Task details — Output every entry exactly as written, skipping any pictures.

Provided information —

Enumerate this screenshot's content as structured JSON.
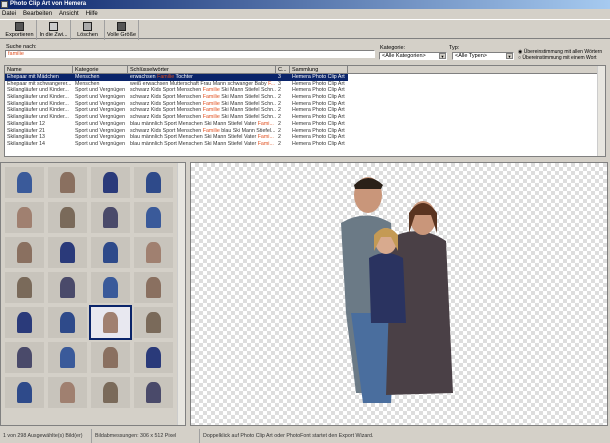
{
  "window": {
    "title": "Photo Clip Art von Hemera"
  },
  "menu": [
    "Datei",
    "Bearbeiten",
    "Ansicht",
    "Hilfe"
  ],
  "toolbar": [
    {
      "label": "Exportieren",
      "icon": "export-icon"
    },
    {
      "label": "In die Zwi...",
      "icon": "clipboard-icon"
    },
    {
      "label": "Löschen",
      "icon": "delete-icon"
    },
    {
      "label": "Volle Größe",
      "icon": "full-size-icon"
    }
  ],
  "search": {
    "label": "Suche nach:",
    "value": "familie"
  },
  "category": {
    "label": "Kategorie:",
    "value": "<Alle Kategorien>"
  },
  "type": {
    "label": "Typ:",
    "value": "<Alle Typen>"
  },
  "match": {
    "all": "Übereinstimmung mit allen Wörtern",
    "any": "Übereinstimmung mit einem Wort",
    "selected": "all"
  },
  "table": {
    "columns": [
      "Name",
      "Kategorie",
      "Schlüsselwörter",
      "C...",
      "Sammlung"
    ],
    "rows": [
      {
        "name": "Ehepaar mit Mädchen",
        "cat": "Menschen",
        "kw_a": "erwachsen ",
        "kw_h": "Familie",
        "kw_b": " Tochter",
        "c": "3",
        "coll": "Hemera Photo Clip Art",
        "selected": true
      },
      {
        "name": "Ehepaar mit schwangerer...",
        "cat": "Menschen",
        "kw_a": "weiß erwachsen Mutterschaft Frau Mann schwanger Baby ",
        "kw_h": "F...",
        "kw_b": "",
        "c": "3",
        "coll": "Hemera Photo Clip Art"
      },
      {
        "name": "Skilangläufer und Kinder...",
        "cat": "Sport und Vergnügen",
        "kw_a": "schwarz Kids Sport Menschen ",
        "kw_h": "Familie",
        "kw_b": " Ski Mann Stiefel Schn...",
        "c": "2",
        "coll": "Hemera Photo Clip Art"
      },
      {
        "name": "Skilangläufer und Kinder...",
        "cat": "Sport und Vergnügen",
        "kw_a": "schwarz Kids Sport Menschen ",
        "kw_h": "Familie",
        "kw_b": " Ski Mann Stiefel Schn...",
        "c": "2",
        "coll": "Hemera Photo Clip Art"
      },
      {
        "name": "Skilangläufer und Kinder...",
        "cat": "Sport und Vergnügen",
        "kw_a": "schwarz Kids Sport Menschen ",
        "kw_h": "Familie",
        "kw_b": " Ski Mann Stiefel Schn...",
        "c": "2",
        "coll": "Hemera Photo Clip Art"
      },
      {
        "name": "Skilangläufer und Kinder...",
        "cat": "Sport und Vergnügen",
        "kw_a": "schwarz Kids Sport Menschen ",
        "kw_h": "Familie",
        "kw_b": " Ski Mann Stiefel Schn...",
        "c": "2",
        "coll": "Hemera Photo Clip Art"
      },
      {
        "name": "Skilangläufer und Kinder...",
        "cat": "Sport und Vergnügen",
        "kw_a": "schwarz Kids Sport Menschen ",
        "kw_h": "Familie",
        "kw_b": " Ski Mann Stiefel Schn...",
        "c": "2",
        "coll": "Hemera Photo Clip Art"
      },
      {
        "name": "Skilangläufer 12",
        "cat": "Sport und Vergnügen",
        "kw_a": "blau männlich Sport Menschen Ski Mann Stiefel Vater ",
        "kw_h": "Fami...",
        "kw_b": "",
        "c": "2",
        "coll": "Hemera Photo Clip Art"
      },
      {
        "name": "Skilangläufer 21",
        "cat": "Sport und Vergnügen",
        "kw_a": "schwarz Kids Sport Menschen ",
        "kw_h": "Familie",
        "kw_b": " blau Ski Mann Stiefel...",
        "c": "2",
        "coll": "Hemera Photo Clip Art"
      },
      {
        "name": "Skilangläufer 13",
        "cat": "Sport und Vergnügen",
        "kw_a": "blau männlich Sport Menschen Ski Mann Stiefel Vater ",
        "kw_h": "Fami...",
        "kw_b": "",
        "c": "2",
        "coll": "Hemera Photo Clip Art"
      },
      {
        "name": "Skilangläufer 14",
        "cat": "Sport und Vergnügen",
        "kw_a": "blau männlich Sport Menschen Ski Mann Stiefel Vater ",
        "kw_h": "Fami...",
        "kw_b": "",
        "c": "2",
        "coll": "Hemera Photo Clip Art"
      }
    ]
  },
  "status": {
    "selection": "1 von 298 Ausgewählte(s) Bild(er)",
    "dimensions": "Bildabmessungen: 306 x 512 Pixel",
    "hint": "Doppelklick auf Photo Clip Art oder PhotoFont startet den Export Wizard."
  },
  "colors": {
    "highlight": "#e05020",
    "selection": "#0a246a"
  }
}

Output below —
Enumerate this screenshot's content as structured JSON.
{
  "window": {
    "title": "Photo Clip Art von Hemera"
  },
  "menu": [
    "Datei",
    "Bearbeiten",
    "Ansicht",
    "Hilfe"
  ],
  "toolbar": [
    {
      "label": "Exportieren",
      "icon": "export-icon"
    },
    {
      "label": "In die Zwi...",
      "icon": "clipboard-icon"
    },
    {
      "label": "Löschen",
      "icon": "delete-icon"
    },
    {
      "label": "Volle Größe",
      "icon": "full-size-icon"
    }
  ],
  "search": {
    "label": "Suche nach:",
    "value": "familie"
  },
  "category": {
    "label": "Kategorie:",
    "value": "<Alle Kategorien>"
  },
  "type": {
    "label": "Typ:",
    "value": "<Alle Typen>"
  },
  "match": {
    "all": "Übereinstimmung mit allen Wörtern",
    "any": "Übereinstimmung mit einem Wort",
    "selected": "all"
  },
  "table": {
    "columns": [
      "Name",
      "Kategorie",
      "Schlüsselwörter",
      "C...",
      "Sammlung"
    ],
    "rows": [
      {
        "name": "Ehepaar mit Mädchen",
        "cat": "Menschen",
        "kw_a": "erwachsen ",
        "kw_h": "Familie",
        "kw_b": " Tochter",
        "c": "3",
        "coll": "Hemera Photo Clip Art",
        "selected": true
      },
      {
        "name": "Ehepaar mit schwangerer...",
        "cat": "Menschen",
        "kw_a": "weiß erwachsen Mutterschaft Frau Mann schwanger Baby ",
        "kw_h": "F...",
        "kw_b": "",
        "c": "3",
        "coll": "Hemera Photo Clip Art"
      },
      {
        "name": "Skilangläufer und Kinder...",
        "cat": "Sport und Vergnügen",
        "kw_a": "schwarz Kids Sport Menschen ",
        "kw_h": "Familie",
        "kw_b": " Ski Mann Stiefel Schn...",
        "c": "2",
        "coll": "Hemera Photo Clip Art"
      },
      {
        "name": "Skilangläufer und Kinder...",
        "cat": "Sport und Vergnügen",
        "kw_a": "schwarz Kids Sport Menschen ",
        "kw_h": "Familie",
        "kw_b": " Ski Mann Stiefel Schn...",
        "c": "2",
        "coll": "Hemera Photo Clip Art"
      },
      {
        "name": "Skilangläufer und Kinder...",
        "cat": "Sport und Vergnügen",
        "kw_a": "schwarz Kids Sport Menschen ",
        "kw_h": "Familie",
        "kw_b": " Ski Mann Stiefel Schn...",
        "c": "2",
        "coll": "Hemera Photo Clip Art"
      },
      {
        "name": "Skilangläufer und Kinder...",
        "cat": "Sport und Vergnügen",
        "kw_a": "schwarz Kids Sport Menschen ",
        "kw_h": "Familie",
        "kw_b": " Ski Mann Stiefel Schn...",
        "c": "2",
        "coll": "Hemera Photo Clip Art"
      },
      {
        "name": "Skilangläufer und Kinder...",
        "cat": "Sport und Vergnügen",
        "kw_a": "schwarz Kids Sport Menschen ",
        "kw_h": "Familie",
        "kw_b": " Ski Mann Stiefel Schn...",
        "c": "2",
        "coll": "Hemera Photo Clip Art"
      },
      {
        "name": "Skilangläufer 12",
        "cat": "Sport und Vergnügen",
        "kw_a": "blau männlich Sport Menschen Ski Mann Stiefel Vater ",
        "kw_h": "Fami...",
        "kw_b": "",
        "c": "2",
        "coll": "Hemera Photo Clip Art"
      },
      {
        "name": "Skilangläufer 21",
        "cat": "Sport und Vergnügen",
        "kw_a": "schwarz Kids Sport Menschen ",
        "kw_h": "Familie",
        "kw_b": " blau Ski Mann Stiefel...",
        "c": "2",
        "coll": "Hemera Photo Clip Art"
      },
      {
        "name": "Skilangläufer 13",
        "cat": "Sport und Vergnügen",
        "kw_a": "blau männlich Sport Menschen Ski Mann Stiefel Vater ",
        "kw_h": "Fami...",
        "kw_b": "",
        "c": "2",
        "coll": "Hemera Photo Clip Art"
      },
      {
        "name": "Skilangläufer 14",
        "cat": "Sport und Vergnügen",
        "kw_a": "blau männlich Sport Menschen Ski Mann Stiefel Vater ",
        "kw_h": "Fami...",
        "kw_b": "",
        "c": "2",
        "coll": "Hemera Photo Clip Art"
      }
    ]
  },
  "status": {
    "selection": "1 von 298 Ausgewählte(s) Bild(er)",
    "dimensions": "Bildabmessungen: 306 x 512 Pixel",
    "hint": "Doppelklick auf Photo Clip Art oder PhotoFont startet den Export Wizard."
  },
  "colors": {
    "highlight": "#e05020",
    "selection": "#0a246a"
  }
}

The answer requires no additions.